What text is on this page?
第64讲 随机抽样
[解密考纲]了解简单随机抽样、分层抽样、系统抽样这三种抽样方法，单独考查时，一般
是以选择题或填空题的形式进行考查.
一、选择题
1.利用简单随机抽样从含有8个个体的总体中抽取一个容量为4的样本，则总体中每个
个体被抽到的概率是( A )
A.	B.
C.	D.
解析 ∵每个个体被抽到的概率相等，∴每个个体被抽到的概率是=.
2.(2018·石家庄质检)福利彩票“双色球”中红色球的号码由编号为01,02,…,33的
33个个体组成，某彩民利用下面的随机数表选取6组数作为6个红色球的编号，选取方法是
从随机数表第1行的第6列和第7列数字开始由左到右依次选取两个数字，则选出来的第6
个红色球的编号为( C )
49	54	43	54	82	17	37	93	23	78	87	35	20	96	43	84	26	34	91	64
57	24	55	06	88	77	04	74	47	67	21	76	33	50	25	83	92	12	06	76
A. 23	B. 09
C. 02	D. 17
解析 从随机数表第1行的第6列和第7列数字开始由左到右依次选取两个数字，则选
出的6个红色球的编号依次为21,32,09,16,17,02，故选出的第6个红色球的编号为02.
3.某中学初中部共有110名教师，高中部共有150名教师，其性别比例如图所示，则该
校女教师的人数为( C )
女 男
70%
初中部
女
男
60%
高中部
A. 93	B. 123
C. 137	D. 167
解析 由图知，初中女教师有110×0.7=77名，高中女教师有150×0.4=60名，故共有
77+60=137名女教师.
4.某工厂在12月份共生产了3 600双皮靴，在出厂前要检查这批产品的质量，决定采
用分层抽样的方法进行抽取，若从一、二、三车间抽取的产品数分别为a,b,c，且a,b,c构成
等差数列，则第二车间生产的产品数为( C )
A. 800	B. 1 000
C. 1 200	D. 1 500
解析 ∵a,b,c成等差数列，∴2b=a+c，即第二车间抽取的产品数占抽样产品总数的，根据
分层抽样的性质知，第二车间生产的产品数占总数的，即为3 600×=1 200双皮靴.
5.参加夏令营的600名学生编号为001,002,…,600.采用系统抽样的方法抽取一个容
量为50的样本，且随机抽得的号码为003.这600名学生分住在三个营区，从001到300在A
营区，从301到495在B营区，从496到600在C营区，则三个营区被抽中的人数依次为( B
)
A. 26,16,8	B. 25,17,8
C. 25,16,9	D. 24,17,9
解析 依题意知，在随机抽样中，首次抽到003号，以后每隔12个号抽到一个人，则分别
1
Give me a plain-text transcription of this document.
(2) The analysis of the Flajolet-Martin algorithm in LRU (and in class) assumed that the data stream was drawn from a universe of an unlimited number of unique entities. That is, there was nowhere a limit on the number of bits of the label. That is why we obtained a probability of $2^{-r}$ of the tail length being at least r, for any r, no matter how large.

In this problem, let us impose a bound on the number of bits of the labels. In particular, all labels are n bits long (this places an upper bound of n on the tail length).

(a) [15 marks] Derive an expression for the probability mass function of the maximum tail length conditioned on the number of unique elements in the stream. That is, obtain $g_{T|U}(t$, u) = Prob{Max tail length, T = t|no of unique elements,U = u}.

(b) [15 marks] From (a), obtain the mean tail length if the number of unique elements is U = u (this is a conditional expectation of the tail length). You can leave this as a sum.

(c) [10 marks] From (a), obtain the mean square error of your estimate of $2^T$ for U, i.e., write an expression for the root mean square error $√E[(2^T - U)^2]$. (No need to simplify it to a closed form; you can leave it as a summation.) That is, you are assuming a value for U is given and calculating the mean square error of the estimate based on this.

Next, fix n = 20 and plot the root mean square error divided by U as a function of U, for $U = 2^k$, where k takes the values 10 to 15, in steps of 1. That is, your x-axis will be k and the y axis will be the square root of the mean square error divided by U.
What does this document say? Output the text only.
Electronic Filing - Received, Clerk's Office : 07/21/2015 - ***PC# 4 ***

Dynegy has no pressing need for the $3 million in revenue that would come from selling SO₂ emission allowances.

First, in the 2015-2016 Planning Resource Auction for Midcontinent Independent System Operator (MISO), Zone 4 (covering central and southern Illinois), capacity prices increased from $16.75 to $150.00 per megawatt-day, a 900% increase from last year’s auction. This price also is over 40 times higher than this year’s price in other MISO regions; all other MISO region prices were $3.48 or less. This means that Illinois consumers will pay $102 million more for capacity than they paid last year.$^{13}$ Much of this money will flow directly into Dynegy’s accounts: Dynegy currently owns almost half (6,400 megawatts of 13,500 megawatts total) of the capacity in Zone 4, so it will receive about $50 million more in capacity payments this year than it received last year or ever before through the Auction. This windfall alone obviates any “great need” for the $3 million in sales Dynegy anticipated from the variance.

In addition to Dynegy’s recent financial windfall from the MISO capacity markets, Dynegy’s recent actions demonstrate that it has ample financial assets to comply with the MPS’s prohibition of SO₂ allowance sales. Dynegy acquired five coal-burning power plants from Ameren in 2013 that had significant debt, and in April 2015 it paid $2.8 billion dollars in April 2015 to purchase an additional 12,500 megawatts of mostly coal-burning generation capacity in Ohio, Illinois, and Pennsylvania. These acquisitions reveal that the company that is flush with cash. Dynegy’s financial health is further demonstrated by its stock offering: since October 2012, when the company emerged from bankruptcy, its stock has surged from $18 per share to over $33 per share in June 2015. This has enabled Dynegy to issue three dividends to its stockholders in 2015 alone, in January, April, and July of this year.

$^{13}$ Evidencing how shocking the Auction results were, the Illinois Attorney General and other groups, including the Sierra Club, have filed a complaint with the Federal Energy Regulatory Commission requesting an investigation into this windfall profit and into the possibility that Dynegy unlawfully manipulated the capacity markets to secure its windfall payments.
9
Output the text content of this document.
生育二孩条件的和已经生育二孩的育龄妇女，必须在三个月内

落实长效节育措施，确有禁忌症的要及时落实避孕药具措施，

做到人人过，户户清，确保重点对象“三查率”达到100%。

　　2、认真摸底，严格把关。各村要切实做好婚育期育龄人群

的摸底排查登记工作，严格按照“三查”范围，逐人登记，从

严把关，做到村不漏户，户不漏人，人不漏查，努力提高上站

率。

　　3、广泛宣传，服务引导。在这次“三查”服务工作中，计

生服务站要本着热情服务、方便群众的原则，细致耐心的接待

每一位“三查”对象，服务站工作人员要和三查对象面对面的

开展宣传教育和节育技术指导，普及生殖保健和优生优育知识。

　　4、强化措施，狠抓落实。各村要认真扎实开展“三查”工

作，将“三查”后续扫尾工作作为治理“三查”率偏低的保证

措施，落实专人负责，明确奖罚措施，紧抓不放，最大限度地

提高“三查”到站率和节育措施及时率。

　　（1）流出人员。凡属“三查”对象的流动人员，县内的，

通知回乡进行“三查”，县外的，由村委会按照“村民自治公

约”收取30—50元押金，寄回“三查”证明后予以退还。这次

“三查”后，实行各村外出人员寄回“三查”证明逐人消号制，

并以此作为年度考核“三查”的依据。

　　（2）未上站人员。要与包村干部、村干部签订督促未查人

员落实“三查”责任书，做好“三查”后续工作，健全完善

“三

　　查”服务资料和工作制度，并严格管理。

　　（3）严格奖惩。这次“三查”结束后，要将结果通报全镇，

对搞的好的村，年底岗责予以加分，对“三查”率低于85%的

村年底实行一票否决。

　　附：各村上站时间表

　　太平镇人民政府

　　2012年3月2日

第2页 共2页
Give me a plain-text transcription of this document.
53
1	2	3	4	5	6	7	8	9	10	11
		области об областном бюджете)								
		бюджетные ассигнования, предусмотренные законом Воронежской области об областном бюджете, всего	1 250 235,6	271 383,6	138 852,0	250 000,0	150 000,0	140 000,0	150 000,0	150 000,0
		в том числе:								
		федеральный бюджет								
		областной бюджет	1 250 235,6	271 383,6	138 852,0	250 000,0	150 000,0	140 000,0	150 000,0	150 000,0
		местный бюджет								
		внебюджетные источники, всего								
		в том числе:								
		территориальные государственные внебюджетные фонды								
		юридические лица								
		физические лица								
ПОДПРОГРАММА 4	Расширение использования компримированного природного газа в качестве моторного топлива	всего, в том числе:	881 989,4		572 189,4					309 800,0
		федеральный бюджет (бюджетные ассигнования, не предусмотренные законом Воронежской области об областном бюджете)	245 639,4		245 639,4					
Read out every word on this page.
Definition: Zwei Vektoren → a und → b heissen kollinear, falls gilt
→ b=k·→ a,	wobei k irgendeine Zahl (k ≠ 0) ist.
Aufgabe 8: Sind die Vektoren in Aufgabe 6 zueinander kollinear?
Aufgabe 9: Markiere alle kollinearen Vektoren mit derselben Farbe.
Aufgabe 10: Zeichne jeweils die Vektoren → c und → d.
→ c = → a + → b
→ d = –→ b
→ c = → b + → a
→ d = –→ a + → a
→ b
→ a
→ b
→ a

--------------------------------

THE PROBLEM: Among the entries above, identify all lines with "ассигнования" and copy them.

EXPECTED OUTPUT:
		бюджетные ассигнования, предусмотренные законом Воронежской области об областном бюджете, всего	1 250 235,6	271 383,6	138 852,0	250 000,0	150 000,0	140 000,0	150 000,0	150 000,0
		федеральный бюджет (бюджетные ассигнования, не предусмотренные законом Воронежской области об областном бюджете)	245 639,4		245 639,4					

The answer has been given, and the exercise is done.